Problem requirements:
In the listing below, pick out lines with "inoperative".

━━━ Dataset rows ━━━

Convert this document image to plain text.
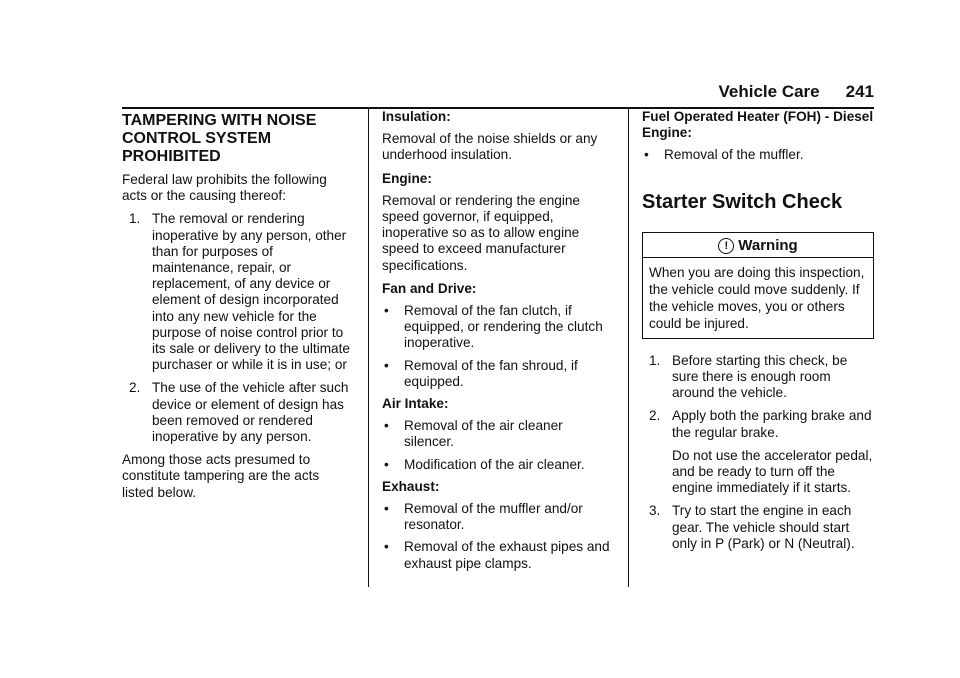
Vehicle Care 241
TAMPERING WITH NOISE CONTROL SYSTEM PROHIBITED

Federal law prohibits the following acts or the causing thereof:

1. The removal or rendering inoperative by any person, other than for purposes of maintenance, repair, or replacement, of any device or element of design incorporated into any new vehicle for the purpose of noise control prior to its sale or delivery to the ultimate purchaser or while it is in use; or
2. The use of the vehicle after such device or element of design has been removed or rendered inoperative by any person.

Among those acts presumed to constitute tampering are the acts listed below.

Insulation:

Removal of the noise shields or any underhood insulation.

Engine:

Removal or rendering the engine speed governor, if equipped, inoperative so as to allow engine speed to exceed manufacturer specifications.

Fan and Drive:
• Removal of the fan clutch, if equipped, or rendering the clutch inoperative.
• Removal of the fan shroud, if equipped.
Air Intake:
• Removal of the air cleaner silencer.
• Modification of the air cleaner.
Exhaust:
• Removal of the muffler and/or resonator.
• Removal of the exhaust pipes and exhaust pipe clamps.
Fuel Operated Heater (FOH) - Diesel Engine:
• Removal of the muffler.
Starter Switch Check
! Warning
When you are doing this inspection, the vehicle could move suddenly. If the vehicle moves, you or others could be injured.
1. Before starting this check, be sure there is enough room around the vehicle.
2. Apply both the parking brake and the regular brake.
Do not use the accelerator pedal, and be ready to turn off the engine immediately if it starts.
3. Try to start the engine in each gear. The vehicle should start only in P (Park) or N (Neutral).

━━━

Answer to the exercise:
1. The removal or rendering inoperative by any person, other than for purposes of maintenance, repair, or replacement, of any device or element of design incorporated into any new vehicle for the purpose of noise control prior to its sale or delivery to the ultimate purchaser or while it is in use; or
2. The use of the vehicle after such device or element of design has been removed or rendered inoperative by any person.
Removal or rendering the engine speed governor, if equipped, inoperative so as to allow engine speed to exceed manufacturer specifications.
• Removal of the fan clutch, if equipped, or rendering the clutch inoperative.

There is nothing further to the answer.